[Records contained in a dataset]

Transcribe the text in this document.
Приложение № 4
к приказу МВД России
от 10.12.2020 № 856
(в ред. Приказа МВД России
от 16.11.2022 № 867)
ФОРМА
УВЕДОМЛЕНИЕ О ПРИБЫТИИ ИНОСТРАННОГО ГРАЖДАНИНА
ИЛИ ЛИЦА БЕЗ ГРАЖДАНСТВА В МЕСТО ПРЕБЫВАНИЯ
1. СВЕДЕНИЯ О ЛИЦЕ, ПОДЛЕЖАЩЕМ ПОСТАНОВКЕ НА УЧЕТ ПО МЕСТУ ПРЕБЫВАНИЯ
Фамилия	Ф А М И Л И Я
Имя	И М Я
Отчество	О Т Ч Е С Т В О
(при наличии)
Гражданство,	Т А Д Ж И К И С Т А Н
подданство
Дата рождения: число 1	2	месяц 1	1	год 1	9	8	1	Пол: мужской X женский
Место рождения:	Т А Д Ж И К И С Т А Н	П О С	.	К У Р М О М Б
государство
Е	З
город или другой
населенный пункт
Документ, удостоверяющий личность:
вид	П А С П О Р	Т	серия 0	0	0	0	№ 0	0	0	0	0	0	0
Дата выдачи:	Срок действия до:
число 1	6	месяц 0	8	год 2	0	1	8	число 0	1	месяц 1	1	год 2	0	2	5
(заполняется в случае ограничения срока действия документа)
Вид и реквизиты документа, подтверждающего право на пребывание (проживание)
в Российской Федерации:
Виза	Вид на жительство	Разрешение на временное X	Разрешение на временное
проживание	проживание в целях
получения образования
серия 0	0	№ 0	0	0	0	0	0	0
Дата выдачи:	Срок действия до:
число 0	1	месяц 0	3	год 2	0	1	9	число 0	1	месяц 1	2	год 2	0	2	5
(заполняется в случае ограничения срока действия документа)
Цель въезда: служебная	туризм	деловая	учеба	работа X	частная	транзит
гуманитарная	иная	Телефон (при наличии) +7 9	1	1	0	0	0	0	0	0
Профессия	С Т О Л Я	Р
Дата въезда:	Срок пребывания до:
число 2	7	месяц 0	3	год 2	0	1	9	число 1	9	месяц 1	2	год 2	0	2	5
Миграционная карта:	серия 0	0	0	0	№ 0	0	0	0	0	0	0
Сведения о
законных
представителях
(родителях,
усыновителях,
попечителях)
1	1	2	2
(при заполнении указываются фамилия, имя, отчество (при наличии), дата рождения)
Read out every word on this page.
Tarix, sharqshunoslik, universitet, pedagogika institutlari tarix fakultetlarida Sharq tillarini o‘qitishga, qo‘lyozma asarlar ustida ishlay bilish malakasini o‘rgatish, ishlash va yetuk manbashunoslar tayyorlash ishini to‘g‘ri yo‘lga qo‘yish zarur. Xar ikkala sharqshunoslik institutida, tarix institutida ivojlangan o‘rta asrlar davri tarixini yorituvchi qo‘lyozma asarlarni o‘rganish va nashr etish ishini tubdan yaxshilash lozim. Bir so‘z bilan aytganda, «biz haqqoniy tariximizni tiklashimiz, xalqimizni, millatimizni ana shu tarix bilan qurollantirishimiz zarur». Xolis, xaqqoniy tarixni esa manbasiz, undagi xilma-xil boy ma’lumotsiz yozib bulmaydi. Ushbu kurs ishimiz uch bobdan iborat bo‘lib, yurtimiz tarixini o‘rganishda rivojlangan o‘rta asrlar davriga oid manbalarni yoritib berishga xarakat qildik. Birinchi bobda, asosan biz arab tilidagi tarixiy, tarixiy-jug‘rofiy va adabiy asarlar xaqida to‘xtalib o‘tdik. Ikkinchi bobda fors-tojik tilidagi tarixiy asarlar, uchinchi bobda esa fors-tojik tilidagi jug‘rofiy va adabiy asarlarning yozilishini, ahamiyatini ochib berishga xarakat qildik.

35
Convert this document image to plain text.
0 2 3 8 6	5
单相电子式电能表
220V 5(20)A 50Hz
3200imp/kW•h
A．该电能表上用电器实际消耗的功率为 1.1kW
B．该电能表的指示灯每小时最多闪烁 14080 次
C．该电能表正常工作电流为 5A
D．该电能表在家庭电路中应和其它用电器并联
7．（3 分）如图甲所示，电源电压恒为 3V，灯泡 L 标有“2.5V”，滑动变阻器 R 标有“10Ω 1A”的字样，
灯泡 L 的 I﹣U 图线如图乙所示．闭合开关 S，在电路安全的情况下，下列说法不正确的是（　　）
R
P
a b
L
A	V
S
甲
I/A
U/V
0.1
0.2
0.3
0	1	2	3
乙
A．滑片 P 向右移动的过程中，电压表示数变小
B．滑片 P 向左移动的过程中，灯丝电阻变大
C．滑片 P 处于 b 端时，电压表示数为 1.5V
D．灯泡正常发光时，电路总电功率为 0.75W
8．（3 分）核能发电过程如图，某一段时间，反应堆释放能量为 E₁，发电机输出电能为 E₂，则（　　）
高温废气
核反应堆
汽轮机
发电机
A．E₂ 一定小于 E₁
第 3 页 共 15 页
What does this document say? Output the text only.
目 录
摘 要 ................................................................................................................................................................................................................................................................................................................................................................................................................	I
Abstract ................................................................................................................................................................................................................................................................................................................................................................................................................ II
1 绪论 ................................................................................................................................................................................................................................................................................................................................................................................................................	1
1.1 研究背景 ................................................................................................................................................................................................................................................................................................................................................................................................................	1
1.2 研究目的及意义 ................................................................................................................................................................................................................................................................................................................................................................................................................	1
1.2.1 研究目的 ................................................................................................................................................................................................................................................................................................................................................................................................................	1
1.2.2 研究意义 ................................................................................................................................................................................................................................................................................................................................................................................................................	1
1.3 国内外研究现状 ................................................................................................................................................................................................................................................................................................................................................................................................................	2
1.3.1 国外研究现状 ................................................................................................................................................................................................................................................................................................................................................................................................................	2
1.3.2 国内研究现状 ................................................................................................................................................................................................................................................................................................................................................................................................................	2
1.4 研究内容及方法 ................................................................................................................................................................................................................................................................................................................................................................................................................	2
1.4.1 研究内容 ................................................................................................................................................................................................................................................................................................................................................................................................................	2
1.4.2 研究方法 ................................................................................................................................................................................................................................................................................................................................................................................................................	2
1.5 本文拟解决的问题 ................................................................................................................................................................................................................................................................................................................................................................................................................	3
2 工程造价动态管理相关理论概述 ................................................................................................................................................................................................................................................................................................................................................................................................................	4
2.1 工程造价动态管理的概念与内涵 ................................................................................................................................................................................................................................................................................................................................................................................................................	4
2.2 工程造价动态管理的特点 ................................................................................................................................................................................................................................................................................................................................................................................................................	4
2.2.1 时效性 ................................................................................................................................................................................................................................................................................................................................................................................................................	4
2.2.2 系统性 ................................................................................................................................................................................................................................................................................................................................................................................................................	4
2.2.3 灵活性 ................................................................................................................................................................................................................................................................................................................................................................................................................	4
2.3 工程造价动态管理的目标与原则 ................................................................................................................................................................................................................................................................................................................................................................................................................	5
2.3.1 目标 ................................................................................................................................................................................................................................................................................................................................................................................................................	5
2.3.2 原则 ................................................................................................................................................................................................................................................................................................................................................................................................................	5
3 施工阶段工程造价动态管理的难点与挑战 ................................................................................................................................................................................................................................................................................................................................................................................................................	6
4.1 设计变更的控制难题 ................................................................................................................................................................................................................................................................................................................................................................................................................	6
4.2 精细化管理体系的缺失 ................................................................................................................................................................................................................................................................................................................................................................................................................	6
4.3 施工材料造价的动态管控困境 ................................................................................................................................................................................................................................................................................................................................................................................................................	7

### Task goal
Using the data above, copy each line that contains "text".

### Task response
Transcribe the text in this document.
Convert this document image to plain text.
What does this document say? Output the text only.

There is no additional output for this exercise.